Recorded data
· · · · ·

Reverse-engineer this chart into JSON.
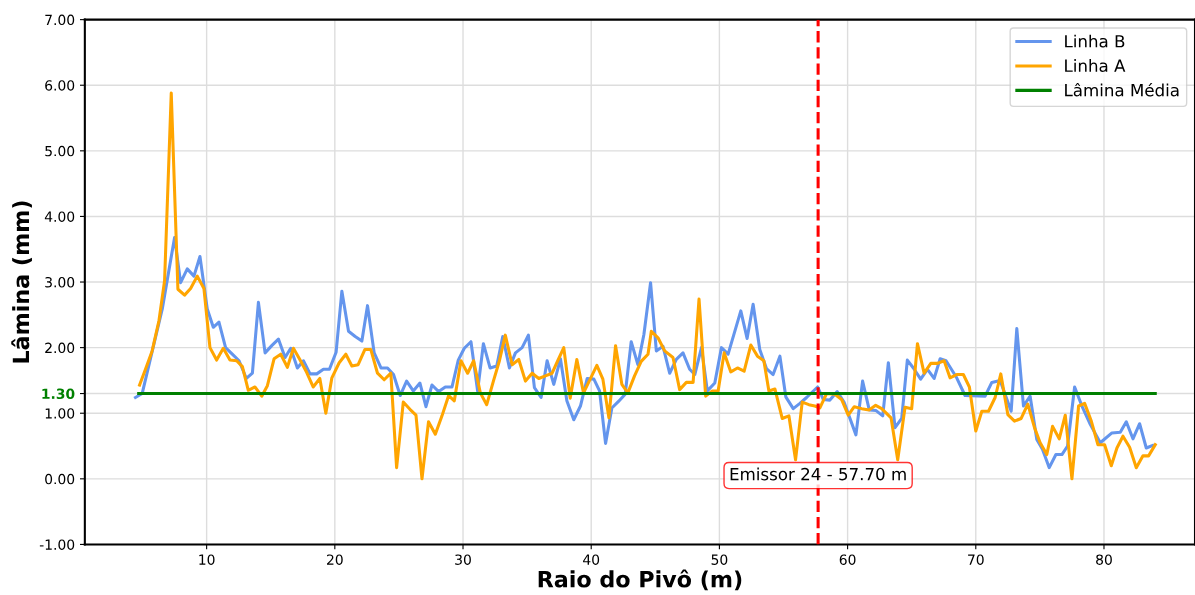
{
  "chart_data": {
    "type": "line",
    "xlabel": "Raio do Pivô (m)",
    "ylabel": "Lâmina (mm)",
    "xlim": [
      0.5,
      87.1
    ],
    "xticks": [
      10,
      20,
      30,
      40,
      50,
      60,
      70,
      80
    ],
    "ylim": [
      -1,
      7
    ],
    "yticks": [
      {
        "value": -1,
        "label": "-1.00"
      },
      {
        "value": 0,
        "label": "0.00"
      },
      {
        "value": 1,
        "label": "1.00"
      },
      {
        "value": 1.3,
        "label": "1.30"
      },
      {
        "value": 2,
        "label": "2.00"
      },
      {
        "value": 3,
        "label": "3.00"
      },
      {
        "value": 4,
        "label": "4.00"
      },
      {
        "value": 5,
        "label": "5.00"
      },
      {
        "value": 6,
        "label": "6.00"
      },
      {
        "value": 7,
        "label": "7.00"
      }
    ],
    "grid": true,
    "legend": "top right",
    "line_style": "solid",
    "series": [
      {
        "name": "Linha B",
        "color": "#6495ed",
        "x": [
          4.45,
          4.97,
          6.54,
          6.98,
          7.5,
          7.97,
          8.49,
          9.01,
          9.48,
          10.05,
          10.52,
          10.96,
          11.48,
          12.0,
          12.53,
          13.1,
          13.57,
          14.04,
          14.56,
          15.08,
          15.6,
          16.12,
          16.56,
          17.08,
          17.55,
          18.07,
          18.59,
          19.11,
          19.58,
          20.1,
          20.55,
          21.07,
          21.59,
          22.11,
          22.55,
          23.07,
          23.6,
          24.11,
          24.58,
          25.1,
          25.6,
          26.12,
          26.64,
          27.11,
          27.58,
          28.1,
          28.62,
          29.14,
          29.63,
          30.1,
          30.62,
          31.14,
          31.59,
          32.11,
          32.63,
          33.1,
          33.62,
          34.09,
          34.61,
          35.1,
          35.57,
          36.09,
          36.56,
          37.08,
          37.6,
          38.1,
          38.64,
          39.16,
          39.69,
          40.21,
          40.65,
          41.12,
          41.61,
          42.13,
          42.65,
          43.12,
          43.64,
          44.11,
          44.63,
          45.08,
          45.6,
          46.12,
          46.64,
          47.16,
          47.68,
          48.08,
          48.6,
          49.06,
          49.64,
          50.16,
          50.68,
          51.67,
          52.16,
          52.63,
          53.15,
          53.67,
          54.19,
          54.72,
          55.18,
          55.76,
          56.28,
          56.8,
          57.66,
          58.1,
          58.62,
          59.19,
          59.72,
          60.65,
          61.17,
          61.69,
          62.22,
          62.74,
          63.18,
          63.7,
          64.22,
          64.66,
          65.13,
          65.7,
          66.23,
          66.75,
          67.22,
          67.68,
          68.51,
          69.16,
          70.73,
          71.25,
          71.9,
          72.76,
          73.2,
          73.72,
          74.24,
          74.76,
          75.2,
          75.73,
          76.25,
          76.72,
          77.16,
          77.71,
          78.28,
          78.93,
          79.71,
          80.62,
          81.27,
          81.74,
          82.26,
          82.78,
          83.3,
          83.8
        ],
        "values": [
          1.24,
          1.3,
          2.59,
          3.09,
          3.68,
          2.99,
          3.2,
          3.09,
          3.39,
          2.59,
          2.31,
          2.39,
          2.0,
          1.9,
          1.8,
          1.53,
          1.61,
          2.69,
          1.92,
          2.03,
          2.13,
          1.85,
          1.99,
          1.69,
          1.8,
          1.6,
          1.6,
          1.67,
          1.67,
          1.93,
          2.86,
          2.25,
          2.17,
          2.1,
          2.64,
          1.92,
          1.69,
          1.69,
          1.59,
          1.27,
          1.49,
          1.34,
          1.46,
          1.1,
          1.43,
          1.33,
          1.4,
          1.4,
          1.81,
          1.99,
          2.09,
          1.34,
          2.06,
          1.69,
          1.72,
          2.17,
          1.69,
          1.92,
          2.0,
          2.19,
          1.39,
          1.24,
          1.8,
          1.44,
          1.83,
          1.19,
          0.9,
          1.11,
          1.53,
          1.52,
          1.34,
          0.54,
          1.08,
          1.18,
          1.29,
          2.09,
          1.74,
          2.2,
          2.99,
          1.95,
          2.02,
          1.61,
          1.82,
          1.92,
          1.67,
          1.59,
          2.0,
          1.34,
          1.46,
          2.0,
          1.9,
          2.56,
          2.14,
          2.66,
          1.97,
          1.68,
          1.59,
          1.87,
          1.25,
          1.07,
          1.15,
          1.24,
          1.4,
          1.21,
          1.2,
          1.33,
          1.17,
          0.67,
          1.49,
          1.05,
          1.04,
          0.96,
          1.77,
          0.78,
          0.92,
          1.81,
          1.69,
          1.52,
          1.67,
          1.53,
          1.83,
          1.8,
          1.54,
          1.27,
          1.26,
          1.47,
          1.5,
          1.03,
          2.29,
          1.11,
          1.26,
          0.6,
          0.45,
          0.17,
          0.37,
          0.37,
          0.5,
          1.4,
          1.11,
          0.83,
          0.55,
          0.7,
          0.71,
          0.87,
          0.61,
          0.84,
          0.47,
          0.51
        ]
      },
      {
        "name": "Linha A",
        "color": "#ffa500",
        "x": [
          4.77,
          5.23,
          5.75,
          6.28,
          6.72,
          7.24,
          7.76,
          8.28,
          8.75,
          9.27,
          9.79,
          10.26,
          10.78,
          11.3,
          11.82,
          12.34,
          12.79,
          13.25,
          13.77,
          14.3,
          14.74,
          15.26,
          15.78,
          16.3,
          16.77,
          17.27,
          17.81,
          18.31,
          18.83,
          19.3,
          19.77,
          20.34,
          20.86,
          21.33,
          21.82,
          22.34,
          22.81,
          23.33,
          23.85,
          24.37,
          24.82,
          25.34,
          25.86,
          26.33,
          26.8,
          27.31,
          27.84,
          28.36,
          28.88,
          29.32,
          29.84,
          30.36,
          30.83,
          31.35,
          31.85,
          32.37,
          32.84,
          33.3,
          33.83,
          34.35,
          34.87,
          35.39,
          35.91,
          36.43,
          36.95,
          37.39,
          37.86,
          38.36,
          38.88,
          39.4,
          39.92,
          40.44,
          40.91,
          41.38,
          41.9,
          42.39,
          42.86,
          43.38,
          43.9,
          44.43,
          44.69,
          45.21,
          45.73,
          46.38,
          46.9,
          47.42,
          47.95,
          48.41,
          48.93,
          49.45,
          49.9,
          50.37,
          50.89,
          51.41,
          51.93,
          52.45,
          52.97,
          53.47,
          53.86,
          54.33,
          54.9,
          55.42,
          55.94,
          56.46,
          56.98,
          57.45,
          57.84,
          58.36,
          59.01,
          59.53,
          60.05,
          60.52,
          61.1,
          61.67,
          62.19,
          62.66,
          63.39,
          63.91,
          64.48,
          65.0,
          65.45,
          65.97,
          66.49,
          67.01,
          67.53,
          67.99,
          68.51,
          69.03,
          69.5,
          70.0,
          70.47,
          70.99,
          71.51,
          71.95,
          72.5,
          73.02,
          73.54,
          74.06,
          74.58,
          75.02,
          75.54,
          75.99,
          76.51,
          76.98,
          77.5,
          78.02,
          78.49,
          79.01,
          79.53,
          80.05,
          80.57,
          81.01,
          81.48,
          82.0,
          82.52,
          83.04,
          83.48,
          84.0
        ],
        "values": [
          1.43,
          1.67,
          1.95,
          2.41,
          3.02,
          5.88,
          2.89,
          2.8,
          2.9,
          3.09,
          2.9,
          2.0,
          1.81,
          1.99,
          1.81,
          1.8,
          1.71,
          1.35,
          1.4,
          1.26,
          1.42,
          1.83,
          1.9,
          1.7,
          1.99,
          1.82,
          1.62,
          1.4,
          1.53,
          1.0,
          1.54,
          1.77,
          1.9,
          1.72,
          1.74,
          1.97,
          1.97,
          1.61,
          1.51,
          1.61,
          0.17,
          1.17,
          1.06,
          0.97,
          0.0,
          0.87,
          0.68,
          0.96,
          1.27,
          1.19,
          1.8,
          1.61,
          1.8,
          1.31,
          1.13,
          1.49,
          1.8,
          2.19,
          1.74,
          1.82,
          1.49,
          1.61,
          1.53,
          1.57,
          1.61,
          1.8,
          2.0,
          1.23,
          1.82,
          1.31,
          1.52,
          1.73,
          1.52,
          0.93,
          2.03,
          1.44,
          1.31,
          1.57,
          1.79,
          1.9,
          2.25,
          2.15,
          1.95,
          1.85,
          1.36,
          1.47,
          1.47,
          2.74,
          1.26,
          1.34,
          1.34,
          1.92,
          1.63,
          1.69,
          1.64,
          2.04,
          1.87,
          1.8,
          1.34,
          1.37,
          0.92,
          0.96,
          0.29,
          1.17,
          1.13,
          1.11,
          1.08,
          1.3,
          1.29,
          1.21,
          0.97,
          1.1,
          1.07,
          1.05,
          1.12,
          1.07,
          0.93,
          0.29,
          1.09,
          1.07,
          2.06,
          1.61,
          1.76,
          1.76,
          1.8,
          1.54,
          1.59,
          1.59,
          1.4,
          0.73,
          1.03,
          1.03,
          1.24,
          1.6,
          0.98,
          0.88,
          0.92,
          1.14,
          0.78,
          0.55,
          0.37,
          0.8,
          0.61,
          0.97,
          0.0,
          1.11,
          1.15,
          0.88,
          0.52,
          0.52,
          0.2,
          0.47,
          0.65,
          0.48,
          0.17,
          0.35,
          0.35,
          0.52
        ]
      },
      {
        "name": "Lâmina Média",
        "color": "#008000",
        "x": [
          4.7,
          84.0
        ],
        "values": [
          1.3,
          1.3
        ]
      }
    ],
    "ref_lines": [
      {
        "axis": "x",
        "value": 57.7,
        "color": "#ff0000",
        "line_style": "dashed"
      }
    ],
    "annotations": [
      {
        "text": "Emissor 24 - 57.70 m",
        "x": 57.7,
        "y": 0.05
      }
    ]
  }
}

· · · · ·

## INSTRUCTIONS FOR THE TASK
Report the number of lines above containing the word "color", with no other text.

## THE ANSWER
4